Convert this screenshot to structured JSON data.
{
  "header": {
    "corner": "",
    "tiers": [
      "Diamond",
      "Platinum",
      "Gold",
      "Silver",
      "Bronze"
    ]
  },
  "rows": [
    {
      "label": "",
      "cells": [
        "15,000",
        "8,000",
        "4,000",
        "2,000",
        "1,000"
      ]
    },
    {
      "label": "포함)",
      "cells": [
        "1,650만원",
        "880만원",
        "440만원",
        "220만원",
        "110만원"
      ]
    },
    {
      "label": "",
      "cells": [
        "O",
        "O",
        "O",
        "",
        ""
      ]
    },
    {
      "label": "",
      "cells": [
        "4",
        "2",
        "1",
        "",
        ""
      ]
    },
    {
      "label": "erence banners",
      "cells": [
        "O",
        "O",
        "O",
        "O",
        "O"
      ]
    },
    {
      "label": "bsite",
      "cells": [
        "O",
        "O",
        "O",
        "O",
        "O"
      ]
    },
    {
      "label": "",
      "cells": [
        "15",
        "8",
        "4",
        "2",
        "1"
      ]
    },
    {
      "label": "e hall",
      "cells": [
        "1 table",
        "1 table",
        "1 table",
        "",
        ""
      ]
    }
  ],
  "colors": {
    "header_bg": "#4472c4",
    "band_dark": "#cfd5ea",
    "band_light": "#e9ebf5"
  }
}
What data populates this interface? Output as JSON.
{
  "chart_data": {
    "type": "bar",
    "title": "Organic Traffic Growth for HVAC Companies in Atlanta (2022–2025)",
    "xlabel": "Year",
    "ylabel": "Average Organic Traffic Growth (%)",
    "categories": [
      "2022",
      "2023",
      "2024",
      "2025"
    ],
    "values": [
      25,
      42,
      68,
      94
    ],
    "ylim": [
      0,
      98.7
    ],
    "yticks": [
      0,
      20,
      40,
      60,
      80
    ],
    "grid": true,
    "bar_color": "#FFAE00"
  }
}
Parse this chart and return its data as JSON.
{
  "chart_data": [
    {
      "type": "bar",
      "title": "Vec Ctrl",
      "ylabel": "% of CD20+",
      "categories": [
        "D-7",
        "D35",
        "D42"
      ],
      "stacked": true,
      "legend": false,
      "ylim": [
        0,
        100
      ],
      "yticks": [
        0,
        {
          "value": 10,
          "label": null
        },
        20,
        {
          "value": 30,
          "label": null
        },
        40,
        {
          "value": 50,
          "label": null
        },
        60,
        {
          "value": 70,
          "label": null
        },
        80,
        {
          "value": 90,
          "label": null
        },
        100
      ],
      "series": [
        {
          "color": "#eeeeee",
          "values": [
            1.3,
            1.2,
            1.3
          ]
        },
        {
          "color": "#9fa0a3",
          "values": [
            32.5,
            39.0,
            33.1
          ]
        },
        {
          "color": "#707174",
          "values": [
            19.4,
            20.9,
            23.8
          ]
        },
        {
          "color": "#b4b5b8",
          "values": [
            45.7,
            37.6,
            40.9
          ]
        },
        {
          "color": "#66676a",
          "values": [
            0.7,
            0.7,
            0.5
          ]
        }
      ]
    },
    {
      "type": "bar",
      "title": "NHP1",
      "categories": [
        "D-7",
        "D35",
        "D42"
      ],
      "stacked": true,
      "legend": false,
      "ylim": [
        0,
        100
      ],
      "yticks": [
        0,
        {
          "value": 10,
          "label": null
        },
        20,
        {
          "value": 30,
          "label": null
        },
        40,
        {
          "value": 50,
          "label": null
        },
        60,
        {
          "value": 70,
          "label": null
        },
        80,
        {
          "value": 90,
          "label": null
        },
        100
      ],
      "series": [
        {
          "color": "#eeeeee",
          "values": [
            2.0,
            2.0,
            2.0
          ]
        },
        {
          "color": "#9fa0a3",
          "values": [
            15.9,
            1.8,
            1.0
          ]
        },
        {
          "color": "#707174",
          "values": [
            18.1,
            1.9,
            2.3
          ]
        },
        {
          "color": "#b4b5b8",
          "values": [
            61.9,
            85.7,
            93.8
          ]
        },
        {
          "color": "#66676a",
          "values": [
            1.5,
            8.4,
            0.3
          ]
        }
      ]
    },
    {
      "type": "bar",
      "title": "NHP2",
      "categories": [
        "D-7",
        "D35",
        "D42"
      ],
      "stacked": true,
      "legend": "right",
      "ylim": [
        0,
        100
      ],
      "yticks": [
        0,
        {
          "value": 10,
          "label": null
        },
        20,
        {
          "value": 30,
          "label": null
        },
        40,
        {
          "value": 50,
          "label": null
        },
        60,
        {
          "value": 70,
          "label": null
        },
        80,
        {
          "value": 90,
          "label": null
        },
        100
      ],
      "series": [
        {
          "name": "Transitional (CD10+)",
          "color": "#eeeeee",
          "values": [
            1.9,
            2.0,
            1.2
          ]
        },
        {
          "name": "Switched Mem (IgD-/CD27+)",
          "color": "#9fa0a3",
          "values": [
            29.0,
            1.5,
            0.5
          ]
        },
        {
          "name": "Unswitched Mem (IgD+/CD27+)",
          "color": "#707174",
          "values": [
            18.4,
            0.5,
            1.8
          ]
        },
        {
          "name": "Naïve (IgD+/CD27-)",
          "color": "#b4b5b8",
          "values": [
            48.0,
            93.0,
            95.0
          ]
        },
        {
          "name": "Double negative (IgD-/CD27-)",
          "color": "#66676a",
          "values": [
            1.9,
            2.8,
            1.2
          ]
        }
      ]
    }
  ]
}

> **REQUIREMENTS**:
Give the entries again in full, exactly as they are written.

> **RESULT OF THIS EXERCISE**:
Convert this screenshot to structured JSON data.
{
  "header": {
    "corner": "",
    "tiers": [
      "Diamond",
      "Platinum",
      "Gold",
      "Silver",
      "Bronze"
    ]
  },
  "rows": [
    {
      "label": "",
      "cells": [
        "15,000",
        "8,000",
        "4,000",
        "2,000",
        "1,000"
      ]
    },
    {
      "label": "포함)",
      "cells": [
        "1,650만원",
        "880만원",
        "440만원",
        "220만원",
        "110만원"
      ]
    },
    {
      "label": "",
      "cells": [
        "O",
        "O",
        "O",
        "",
        ""
      ]
    },
    {
      "label": "",
      "cells": [
        "4",
        "2",
        "1",
        "",
        ""
      ]
    },
    {
      "label": "erence banners",
      "cells": [
        "O",
        "O",
        "O",
        "O",
        "O"
      ]
    },
    {
      "label": "bsite",
      "cells": [
        "O",
        "O",
        "O",
        "O",
        "O"
      ]
    },
    {
      "label": "",
      "cells": [
        "15",
        "8",
        "4",
        "2",
        "1"
      ]
    },
    {
      "label": "e hall",
      "cells": [
        "1 table",
        "1 table",
        "1 table",
        "",
        ""
      ]
    }
  ],
  "colors": {
    "header_bg": "#4472c4",
    "band_dark": "#cfd5ea",
    "band_light": "#e9ebf5"
  }
}
What data populates this interface? Output as JSON.
{
  "chart_data": {
    "type": "bar",
    "title": "Organic Traffic Growth for HVAC Companies in Atlanta (2022–2025)",
    "xlabel": "Year",
    "ylabel": "Average Organic Traffic Growth (%)",
    "categories": [
      "2022",
      "2023",
      "2024",
      "2025"
    ],
    "values": [
      25,
      42,
      68,
      94
    ],
    "ylim": [
      0,
      98.7
    ],
    "yticks": [
      0,
      20,
      40,
      60,
      80
    ],
    "grid": true,
    "bar_color": "#FFAE00"
  }
}
Parse this chart and return its data as JSON.
{
  "chart_data": [
    {
      "type": "bar",
      "title": "Vec Ctrl",
      "ylabel": "% of CD20+",
      "categories": [
        "D-7",
        "D35",
        "D42"
      ],
      "stacked": true,
      "legend": false,
      "ylim": [
        0,
        100
      ],
      "yticks": [
        0,
        {
          "value": 10,
          "label": null
        },
        20,
        {
          "value": 30,
          "label": null
        },
        40,
        {
          "value": 50,
          "label": null
        },
        60,
        {
          "value": 70,
          "label": null
        },
        80,
        {
          "value": 90,
          "label": null
        },
        100
      ],
      "series": [
        {
          "color": "#eeeeee",
          "values": [
            1.3,
            1.2,
            1.3
          ]
        },
        {
          "color": "#9fa0a3",
          "values": [
            32.5,
            39.0,
            33.1
          ]
        },
        {
          "color": "#707174",
          "values": [
            19.4,
            20.9,
            23.8
          ]
        },
        {
          "color": "#b4b5b8",
          "values": [
            45.7,
            37.6,
            40.9
          ]
        },
        {
          "color": "#66676a",
          "values": [
            0.7,
            0.7,
            0.5
          ]
        }
      ]
    },
    {
      "type": "bar",
      "title": "NHP1",
      "categories": [
        "D-7",
        "D35",
        "D42"
      ],
      "stacked": true,
      "legend": false,
      "ylim": [
        0,
        100
      ],
      "yticks": [
        0,
        {
          "value": 10,
          "label": null
        },
        20,
        {
          "value": 30,
          "label": null
        },
        40,
        {
          "value": 50,
          "label": null
        },
        60,
        {
          "value": 70,
          "label": null
        },
        80,
        {
          "value": 90,
          "label": null
        },
        100
      ],
      "series": [
        {
          "color": "#eeeeee",
          "values": [
            2.0,
            2.0,
            2.0
          ]
        },
        {
          "color": "#9fa0a3",
          "values": [
            15.9,
            1.8,
            1.0
          ]
        },
        {
          "color": "#707174",
          "values": [
            18.1,
            1.9,
            2.3
          ]
        },
        {
          "color": "#b4b5b8",
          "values": [
            61.9,
            85.7,
            93.8
          ]
        },
        {
          "color": "#66676a",
          "values": [
            1.5,
            8.4,
            0.3
          ]
        }
      ]
    },
    {
      "type": "bar",
      "title": "NHP2",
      "categories": [
        "D-7",
        "D35",
        "D42"
      ],
      "stacked": true,
      "legend": "right",
      "ylim": [
        0,
        100
      ],
      "yticks": [
        0,
        {
          "value": 10,
          "label": null
        },
        20,
        {
          "value": 30,
          "label": null
        },
        40,
        {
          "value": 50,
          "label": null
        },
        60,
        {
          "value": 70,
          "label": null
        },
        80,
        {
          "value": 90,
          "label": null
        },
        100
      ],
      "series": [
        {
          "name": "Transitional (CD10+)",
          "color": "#eeeeee",
          "values": [
            1.9,
            2.0,
            1.2
          ]
        },
        {
          "name": "Switched Mem (IgD-/CD27+)",
          "color": "#9fa0a3",
          "values": [
            29.0,
            1.5,
            0.5
          ]
        },
        {
          "name": "Unswitched Mem (IgD+/CD27+)",
          "color": "#707174",
          "values": [
            18.4,
            0.5,
            1.8
          ]
        },
        {
          "name": "Naïve (IgD+/CD27-)",
          "color": "#b4b5b8",
          "values": [
            48.0,
            93.0,
            95.0
          ]
        },
        {
          "name": "Double negative (IgD-/CD27-)",
          "color": "#66676a",
          "values": [
            1.9,
            2.8,
            1.2
          ]
        }
      ]
    }
  ]
}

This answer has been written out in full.